Where a line contains the word "JSON", copy that line.

== Extracted records ==
......

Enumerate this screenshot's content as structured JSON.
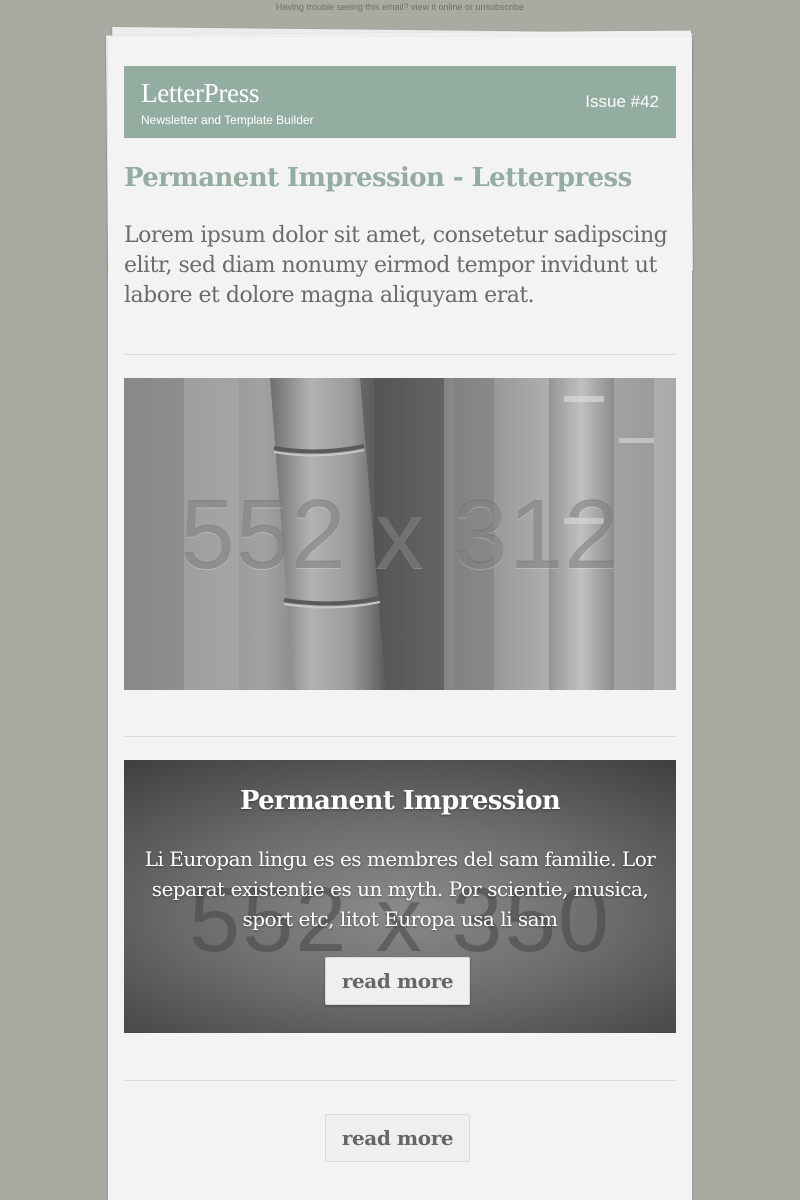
{
  "preheader": {
    "text": "Having trouble seeing this email? view it online or unsubscribe"
  },
  "header": {
    "brand": "LetterPress",
    "tagline": "Newsletter and Template Builder",
    "issue": "Issue #42"
  },
  "article": {
    "title": "Permanent Impression - Letterpress",
    "intro": "Lorem ipsum dolor sit amet, consetetur sadipscing elitr, sed diam nonumy eirmod tempor invidunt ut labore et dolore magna aliquyam erat."
  },
  "hero_image": {
    "placeholder_label": "552 x 312"
  },
  "promo": {
    "placeholder_label": "552 x 350",
    "title": "Permanent Impression",
    "text": "Li Europan lingu es es membres del sam familie. Lor separat existentie es un myth. Por scientie, musica, sport etc, litot Europa usa li sam",
    "button_label": "read more"
  },
  "footer_button": {
    "label": "read more"
  },
  "colors": {
    "background": "#a9aaa1",
    "page": "#f3f3f3",
    "accent": "#93aea0",
    "body_text": "#6b6b6b"
  }
}
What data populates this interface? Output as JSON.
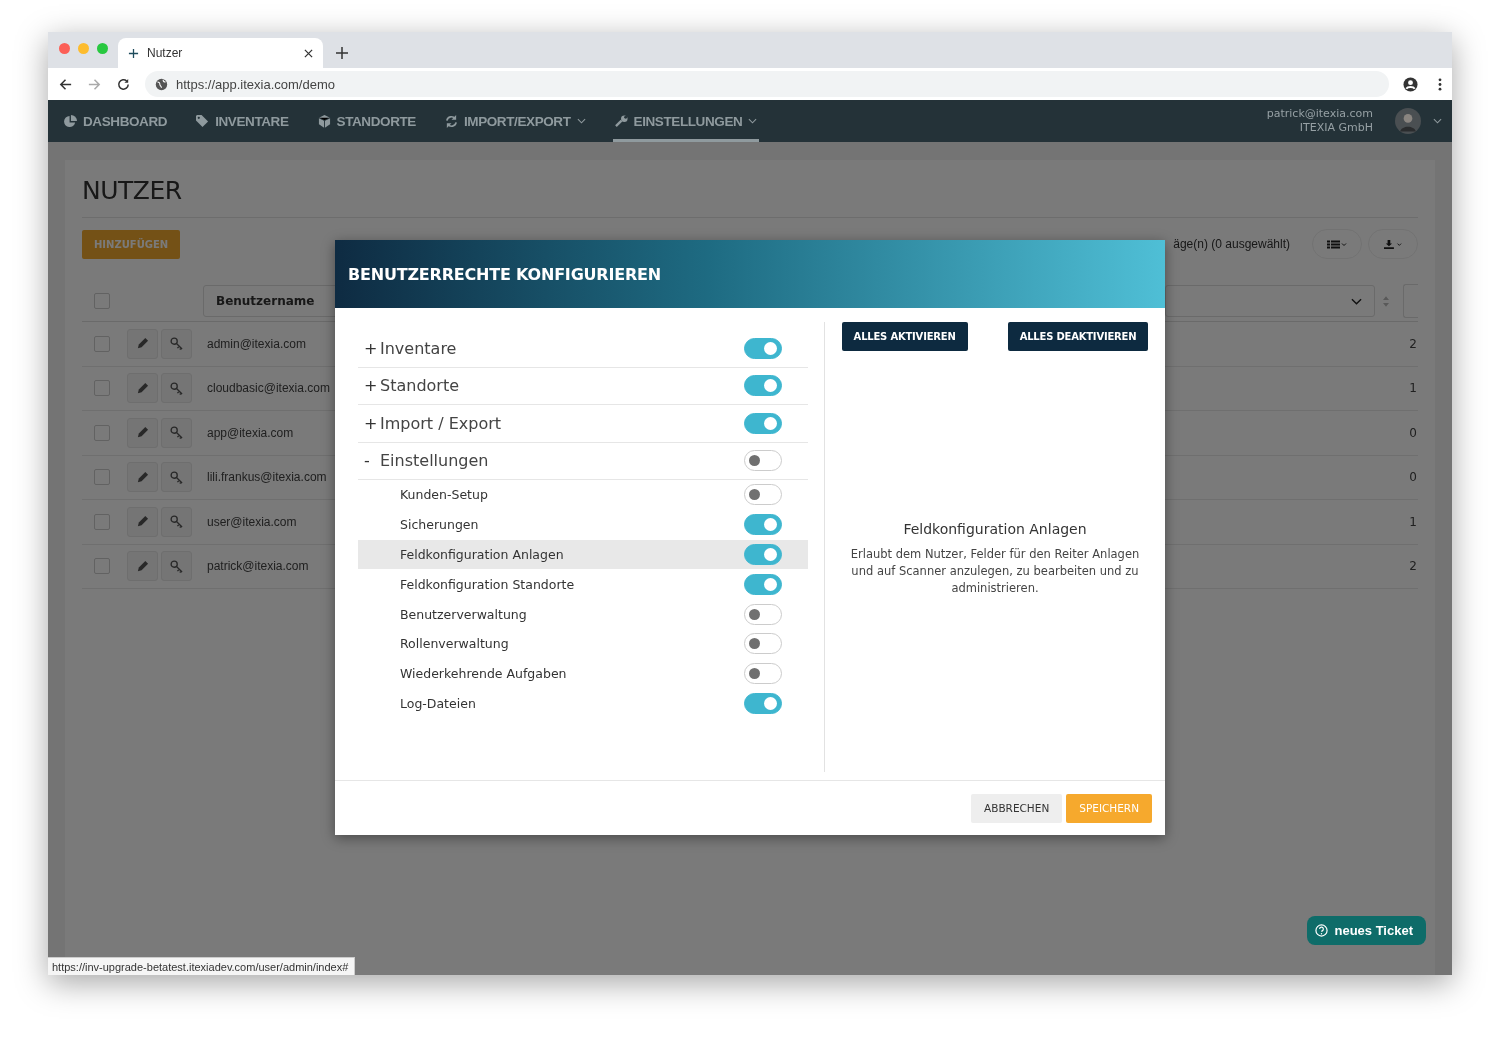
{
  "browser": {
    "tab_title": "Nutzer",
    "url": "https://app.itexia.com/demo",
    "status_url": "https://inv-upgrade-betatest.itexiadev.com/user/admin/index#"
  },
  "nav": {
    "items": [
      {
        "label": "DASHBOARD",
        "dropdown": false,
        "selected": false
      },
      {
        "label": "INVENTARE",
        "dropdown": false,
        "selected": false
      },
      {
        "label": "STANDORTE",
        "dropdown": false,
        "selected": false
      },
      {
        "label": "IMPORT/EXPORT",
        "dropdown": true,
        "selected": false
      },
      {
        "label": "EINSTELLUNGEN",
        "dropdown": true,
        "selected": true
      }
    ],
    "user": {
      "email": "patrick@itexia.com",
      "company": "ITEXIA GmbH"
    }
  },
  "page": {
    "title": "NUTZER",
    "add_button": "HINZUFÜGEN",
    "records_info": "äge(n) (0 ausgewählt)",
    "table": {
      "header_checked": false,
      "column_header": "Benutzername",
      "rows": [
        {
          "checked": false,
          "username": "admin@itexia.com",
          "column_3": "2"
        },
        {
          "checked": false,
          "username": "cloudbasic@itexia.com",
          "column_3": "1"
        },
        {
          "checked": false,
          "username": "app@itexia.com",
          "column_3": "0"
        },
        {
          "checked": false,
          "username": "lili.frankus@itexia.com",
          "column_3": "0"
        },
        {
          "checked": false,
          "username": "user@itexia.com",
          "column_3": "1"
        },
        {
          "checked": false,
          "username": "patrick@itexia.com",
          "column_3": "2"
        }
      ]
    }
  },
  "modal": {
    "title": "BENUTZERRECHTE KONFIGURIEREN",
    "permissions": [
      {
        "marker": "+",
        "label": "Inventare",
        "on": true
      },
      {
        "marker": "+",
        "label": "Standorte",
        "on": true
      },
      {
        "marker": "+",
        "label": "Import / Export",
        "on": true
      },
      {
        "marker": "-",
        "label": "Einstellungen",
        "on": false,
        "children": [
          {
            "label": "Kunden-Setup",
            "on": false,
            "selected": false
          },
          {
            "label": "Sicherungen",
            "on": true,
            "selected": false
          },
          {
            "label": "Feldkonfiguration Anlagen",
            "on": true,
            "selected": true
          },
          {
            "label": "Feldkonfiguration Standorte",
            "on": true,
            "selected": false
          },
          {
            "label": "Benutzerverwaltung",
            "on": false,
            "selected": false
          },
          {
            "label": "Rollenverwaltung",
            "on": false,
            "selected": false
          },
          {
            "label": "Wiederkehrende Aufgaben",
            "on": false,
            "selected": false
          },
          {
            "label": "Log-Dateien",
            "on": true,
            "selected": false
          }
        ]
      }
    ],
    "activate_all": "ALLES AKTIVIEREN",
    "deactivate_all": "ALLES DEAKTIVIEREN",
    "detail": {
      "title": "Feldkonfiguration Anlagen",
      "description": "Erlaubt dem Nutzer, Felder für den Reiter Anlagen und auf Scanner anzulegen, zu bearbeiten und zu administrieren."
    },
    "cancel": "ABBRECHEN",
    "save": "SPEICHERN"
  },
  "help_button": "neues Ticket"
}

......

== SOLVED EXERCISE ==
Enumerate this screenshot's content as structured JSON.
What data populates this interface? Output as JSON.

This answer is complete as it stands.